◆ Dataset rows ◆
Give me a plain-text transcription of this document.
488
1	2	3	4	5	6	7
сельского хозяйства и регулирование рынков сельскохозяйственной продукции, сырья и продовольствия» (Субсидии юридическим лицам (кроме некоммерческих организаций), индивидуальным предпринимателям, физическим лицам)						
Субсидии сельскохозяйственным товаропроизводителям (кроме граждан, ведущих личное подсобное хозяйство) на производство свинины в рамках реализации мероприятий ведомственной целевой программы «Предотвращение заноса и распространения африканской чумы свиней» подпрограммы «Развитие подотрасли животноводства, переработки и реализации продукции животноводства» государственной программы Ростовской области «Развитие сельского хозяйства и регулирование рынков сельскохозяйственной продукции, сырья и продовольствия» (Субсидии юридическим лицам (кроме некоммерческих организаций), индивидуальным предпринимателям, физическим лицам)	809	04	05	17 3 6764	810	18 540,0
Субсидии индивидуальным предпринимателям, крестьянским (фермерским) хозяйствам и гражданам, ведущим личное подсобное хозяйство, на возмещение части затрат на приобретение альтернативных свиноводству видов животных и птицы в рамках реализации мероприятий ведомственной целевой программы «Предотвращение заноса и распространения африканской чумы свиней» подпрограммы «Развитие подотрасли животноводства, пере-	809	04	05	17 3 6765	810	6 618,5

◆ EXERCISE GOAL ◆
Which lines in the records above contain the string "личное"? Copy each one.

◆ SOLUTION FOR THIS EXERCISE ◆
Субсидии сельскохозяйственным товаропроизводителям (кроме граждан, ведущих личное подсобное хозяйство) на производство свинины в рамках реализации мероприятий ведомственной целевой программы «Предотвращение заноса и распространения африканской чумы свиней» подпрограммы «Развитие подотрасли животноводства, переработки и реализации продукции животноводства» государственной программы Ростовской области «Развитие сельского хозяйства и регулирование рынков сельскохозяйственной продукции, сырья и продовольствия» (Субсидии юридическим лицам (кроме некоммерческих организаций), индивидуальным предпринимателям, физическим лицам)	809	04	05	17 3 6764	810	18 540,0
Субсидии индивидуальным предпринимателям, крестьянским (фермерским) хозяйствам и гражданам, ведущим личное подсобное хозяйство, на возмещение части затрат на приобретение альтернативных свиноводству видов животных и птицы в рамках реализации мероприятий ведомственной целевой программы «Предотвращение заноса и распространения африканской чумы свиней» подпрограммы «Развитие подотрасли животноводства, пере-	809	04	05	17 3 6765	810	6 618,5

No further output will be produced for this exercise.